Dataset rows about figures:
--*--
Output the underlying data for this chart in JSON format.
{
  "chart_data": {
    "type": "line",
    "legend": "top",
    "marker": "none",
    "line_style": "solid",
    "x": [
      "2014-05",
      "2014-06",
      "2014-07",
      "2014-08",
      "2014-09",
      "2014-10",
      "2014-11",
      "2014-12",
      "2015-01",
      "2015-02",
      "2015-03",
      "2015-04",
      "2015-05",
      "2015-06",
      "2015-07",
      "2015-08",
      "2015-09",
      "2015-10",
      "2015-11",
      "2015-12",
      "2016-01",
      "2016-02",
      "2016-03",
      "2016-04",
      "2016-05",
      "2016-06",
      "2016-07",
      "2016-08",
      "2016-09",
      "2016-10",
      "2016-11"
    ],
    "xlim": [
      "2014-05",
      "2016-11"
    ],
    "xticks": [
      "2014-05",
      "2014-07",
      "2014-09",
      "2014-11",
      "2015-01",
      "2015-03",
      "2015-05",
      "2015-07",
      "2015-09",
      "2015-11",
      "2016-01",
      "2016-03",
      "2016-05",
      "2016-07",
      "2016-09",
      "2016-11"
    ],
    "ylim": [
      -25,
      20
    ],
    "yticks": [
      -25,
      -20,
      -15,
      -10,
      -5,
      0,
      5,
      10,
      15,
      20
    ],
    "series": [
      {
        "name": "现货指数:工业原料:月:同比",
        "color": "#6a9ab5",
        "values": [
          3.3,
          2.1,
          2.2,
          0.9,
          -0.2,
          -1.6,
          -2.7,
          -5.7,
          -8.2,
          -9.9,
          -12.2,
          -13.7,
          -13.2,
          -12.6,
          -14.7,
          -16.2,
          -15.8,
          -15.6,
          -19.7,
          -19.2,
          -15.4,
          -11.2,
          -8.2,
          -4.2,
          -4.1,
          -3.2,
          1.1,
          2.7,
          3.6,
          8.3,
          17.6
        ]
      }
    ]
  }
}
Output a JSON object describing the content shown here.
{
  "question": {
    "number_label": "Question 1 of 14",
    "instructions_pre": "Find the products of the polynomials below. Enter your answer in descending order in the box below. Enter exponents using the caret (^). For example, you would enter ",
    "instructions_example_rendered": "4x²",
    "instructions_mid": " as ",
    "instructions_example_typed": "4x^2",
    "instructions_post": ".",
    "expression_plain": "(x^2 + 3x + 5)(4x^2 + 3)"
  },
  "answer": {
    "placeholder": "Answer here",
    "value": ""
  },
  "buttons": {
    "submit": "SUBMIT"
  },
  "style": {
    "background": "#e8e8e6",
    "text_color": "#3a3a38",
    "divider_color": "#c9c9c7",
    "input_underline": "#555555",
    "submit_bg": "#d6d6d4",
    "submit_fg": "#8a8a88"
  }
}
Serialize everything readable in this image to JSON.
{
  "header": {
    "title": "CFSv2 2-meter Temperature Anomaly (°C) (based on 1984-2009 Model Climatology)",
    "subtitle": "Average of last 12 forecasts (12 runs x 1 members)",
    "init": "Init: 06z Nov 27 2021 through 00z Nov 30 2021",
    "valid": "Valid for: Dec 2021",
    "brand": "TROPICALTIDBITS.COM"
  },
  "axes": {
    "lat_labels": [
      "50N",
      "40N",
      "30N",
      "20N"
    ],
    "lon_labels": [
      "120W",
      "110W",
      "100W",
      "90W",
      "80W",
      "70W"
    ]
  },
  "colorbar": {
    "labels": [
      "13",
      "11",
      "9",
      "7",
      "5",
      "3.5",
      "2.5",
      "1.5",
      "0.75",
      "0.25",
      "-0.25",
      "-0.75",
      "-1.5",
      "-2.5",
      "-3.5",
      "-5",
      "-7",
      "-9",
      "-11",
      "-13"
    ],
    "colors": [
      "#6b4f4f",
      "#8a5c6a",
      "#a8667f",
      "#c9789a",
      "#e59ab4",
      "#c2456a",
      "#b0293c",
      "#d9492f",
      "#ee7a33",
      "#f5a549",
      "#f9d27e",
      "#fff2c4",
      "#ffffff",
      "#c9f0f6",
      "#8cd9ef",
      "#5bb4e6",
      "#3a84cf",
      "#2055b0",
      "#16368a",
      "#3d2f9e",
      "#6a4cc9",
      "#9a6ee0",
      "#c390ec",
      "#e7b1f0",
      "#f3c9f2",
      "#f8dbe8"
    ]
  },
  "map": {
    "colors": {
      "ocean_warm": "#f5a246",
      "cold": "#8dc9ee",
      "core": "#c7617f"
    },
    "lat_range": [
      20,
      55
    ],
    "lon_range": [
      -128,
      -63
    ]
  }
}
--*--
**Given request:** From the entries above, extract each line containing "Output".

**Answer for this exercise:**
Output the underlying data for this chart in JSON format.
Output a JSON object describing the content shown here.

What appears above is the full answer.